> [What to produce]: All the data below goes into the copy word for word, but the pictures don't.

******************************

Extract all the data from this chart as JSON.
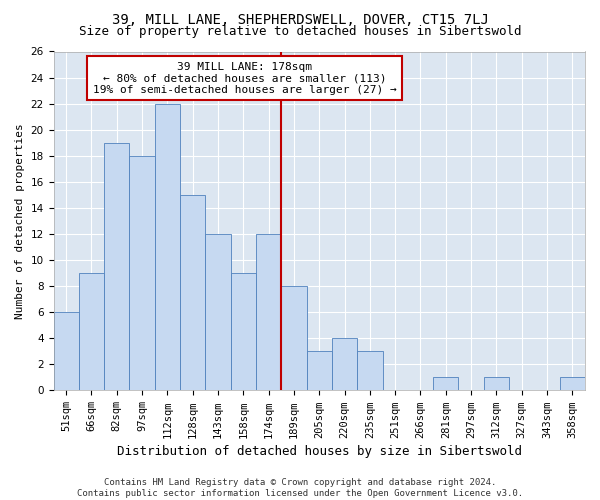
{
  "title": "39, MILL LANE, SHEPHERDSWELL, DOVER, CT15 7LJ",
  "subtitle": "Size of property relative to detached houses in Sibertswold",
  "xlabel": "Distribution of detached houses by size in Sibertswold",
  "ylabel": "Number of detached properties",
  "categories": [
    "51sqm",
    "66sqm",
    "82sqm",
    "97sqm",
    "112sqm",
    "128sqm",
    "143sqm",
    "158sqm",
    "174sqm",
    "189sqm",
    "205sqm",
    "220sqm",
    "235sqm",
    "251sqm",
    "266sqm",
    "281sqm",
    "297sqm",
    "312sqm",
    "327sqm",
    "343sqm",
    "358sqm"
  ],
  "values": [
    6,
    9,
    19,
    18,
    22,
    15,
    12,
    9,
    12,
    8,
    3,
    4,
    3,
    0,
    0,
    1,
    0,
    1,
    0,
    0,
    1
  ],
  "bar_color": "#c6d9f1",
  "bar_edge_color": "#4f81bd",
  "vline_x_index": 8,
  "vline_color": "#c00000",
  "annotation_lines": [
    "39 MILL LANE: 178sqm",
    "← 80% of detached houses are smaller (113)",
    "19% of semi-detached houses are larger (27) →"
  ],
  "annotation_box_color": "#ffffff",
  "annotation_border_color": "#c00000",
  "ylim": [
    0,
    26
  ],
  "yticks": [
    0,
    2,
    4,
    6,
    8,
    10,
    12,
    14,
    16,
    18,
    20,
    22,
    24,
    26
  ],
  "footer_line1": "Contains HM Land Registry data © Crown copyright and database right 2024.",
  "footer_line2": "Contains public sector information licensed under the Open Government Licence v3.0.",
  "background_color": "#dce6f1",
  "title_fontsize": 10,
  "subtitle_fontsize": 9,
  "xlabel_fontsize": 9,
  "ylabel_fontsize": 8,
  "annotation_fontsize": 8,
  "tick_fontsize": 7.5,
  "footer_fontsize": 6.5
}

******************************

> [Problem solution]:
Extract all the data from this chart as JSON.
{
  "title": "39, MILL LANE, SHEPHERDSWELL, DOVER, CT15 7LJ",
  "subtitle": "Size of property relative to detached houses in Sibertswold",
  "xlabel": "Distribution of detached houses by size in Sibertswold",
  "ylabel": "Number of detached properties",
  "categories": [
    "51sqm",
    "66sqm",
    "82sqm",
    "97sqm",
    "112sqm",
    "128sqm",
    "143sqm",
    "158sqm",
    "174sqm",
    "189sqm",
    "205sqm",
    "220sqm",
    "235sqm",
    "251sqm",
    "266sqm",
    "281sqm",
    "297sqm",
    "312sqm",
    "327sqm",
    "343sqm",
    "358sqm"
  ],
  "values": [
    6,
    9,
    19,
    18,
    22,
    15,
    12,
    9,
    12,
    8,
    3,
    4,
    3,
    0,
    0,
    1,
    0,
    1,
    0,
    0,
    1
  ],
  "bar_color": "#c6d9f1",
  "bar_edge_color": "#4f81bd",
  "vline_x_index": 8,
  "vline_color": "#c00000",
  "annotation_lines": [
    "39 MILL LANE: 178sqm",
    "← 80% of detached houses are smaller (113)",
    "19% of semi-detached houses are larger (27) →"
  ],
  "annotation_box_color": "#ffffff",
  "annotation_border_color": "#c00000",
  "ylim": [
    0,
    26
  ],
  "yticks": [
    0,
    2,
    4,
    6,
    8,
    10,
    12,
    14,
    16,
    18,
    20,
    22,
    24,
    26
  ],
  "footer_line1": "Contains HM Land Registry data © Crown copyright and database right 2024.",
  "footer_line2": "Contains public sector information licensed under the Open Government Licence v3.0.",
  "background_color": "#dce6f1",
  "title_fontsize": 10,
  "subtitle_fontsize": 9,
  "xlabel_fontsize": 9,
  "ylabel_fontsize": 8,
  "annotation_fontsize": 8,
  "tick_fontsize": 7.5,
  "footer_fontsize": 6.5
}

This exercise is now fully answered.